**Exercise:**
List every line below containing "mail".

**Records supplied:**
_ _ _ _ _ _ _
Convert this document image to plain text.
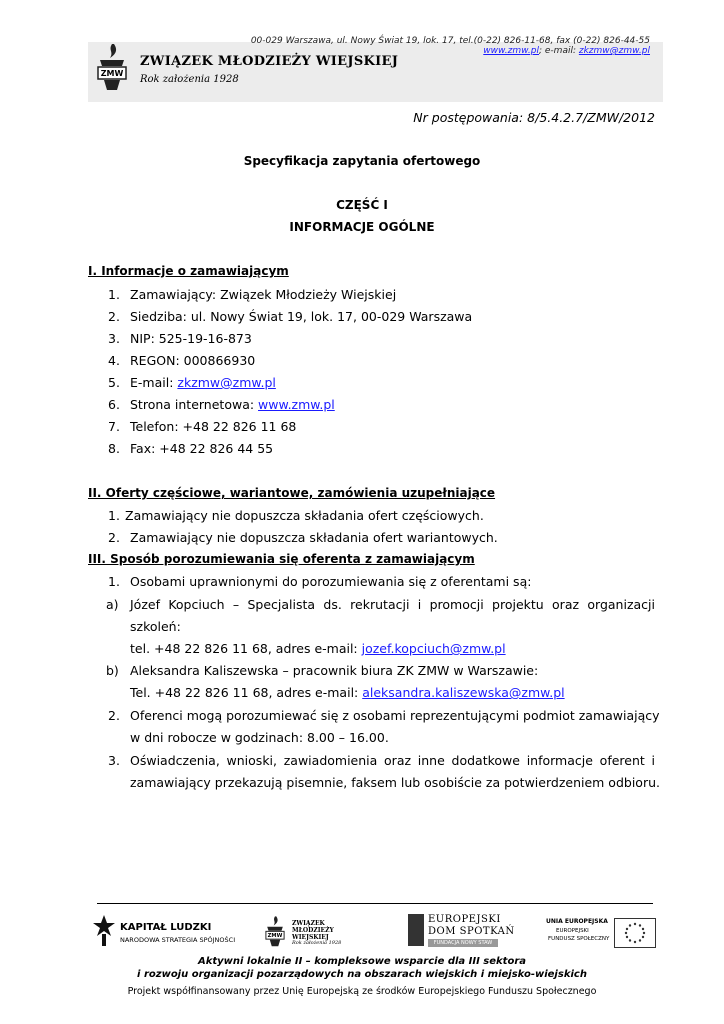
00-029 Warszawa, ul. Nowy Świat 19, lok. 17, tel.(0-22) 826-11-68, fax (0-22) 826-44-55
www.zmw.pl; e-mail: zkzmw@zmw.pl
ZMW
ZWIĄZEK MŁODZIEŻY WIEJSKIEJ
Rok założenia 1928
Nr postępowania: 8/5.4.2.7/ZMW/2012
Specyfikacja zapytania ofertowego
CZĘŚĆ I
INFORMACJE OGÓLNE
I. Informacje o zamawiającym
1. Zamawiający: Związek Młodzieży Wiejskiej
2. Siedziba: ul. Nowy Świat 19, lok. 17, 00-029 Warszawa
3. NIP: 525-19-16-873
4. REGON: 000866930
5. E-mail: zkzmw@zmw.pl
6. Strona internetowa: www.zmw.pl
7. Telefon: +48 22 826 11 68
8. Fax: +48 22 826 44 55
II. Oferty częściowe, wariantowe, zamówienia uzupełniające
1. Zamawiający nie dopuszcza składania ofert częściowych.
2. Zamawiający nie dopuszcza składania ofert wariantowych.
III. Sposób porozumiewania się oferenta z zamawiającym
1. Osobami uprawnionymi do porozumiewania się z oferentami są:
a) Józef Kopciuch – Specjalista ds. rekrutacji i promocji projektu oraz organizacji
szkoleń:
tel. +48 22 826 11 68, adres e-mail: jozef.kopciuch@zmw.pl
b) Aleksandra Kaliszewska – pracownik biura ZK ZMW w Warszawie:
Tel. +48 22 826 11 68, adres e-mail: aleksandra.kaliszewska@zmw.pl
2. Oferenci mogą porozumiewać się z osobami reprezentującymi podmiot zamawiający
w dni robocze w godzinach: 8.00 – 16.00.
3. Oświadczenia, wnioski, zawiadomienia oraz inne dodatkowe informacje oferent i
zamawiający przekazują pisemnie, faksem lub osobiście za potwierdzeniem odbioru.
KAPITAŁ LUDZKI
NARODOWA STRATEGIA SPÓJNOŚCI	ZMW
ZWIĄZEK MŁODZIEŻY WIEJSKIEJ
Rok założenia 1928
EUROPEJSKI
DOM SPOTKAŃ
FUNDACJA NOWY STAW
UNIA EUROPEJSKA
EUROPEJSKI
FUNDUSZ SPOŁECZNY
Aktywni lokalnie II – kompleksowe wsparcie dla III sektora
i rozwoju organizacji pozarządowych na obszarach wiejskich i miejsko-wiejskich
Projekt współfinansowany przez Unię Europejską ze środków Europejskiego Funduszu Społecznego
_ _ _ _ _ _ _
**Full answer:**
www.zmw.pl; e-mail: zkzmw@zmw.pl
5. E-mail: zkzmw@zmw.pl
tel. +48 22 826 11 68, adres e-mail: jozef.kopciuch@zmw.pl
Tel. +48 22 826 11 68, adres e-mail: aleksandra.kaliszewska@zmw.pl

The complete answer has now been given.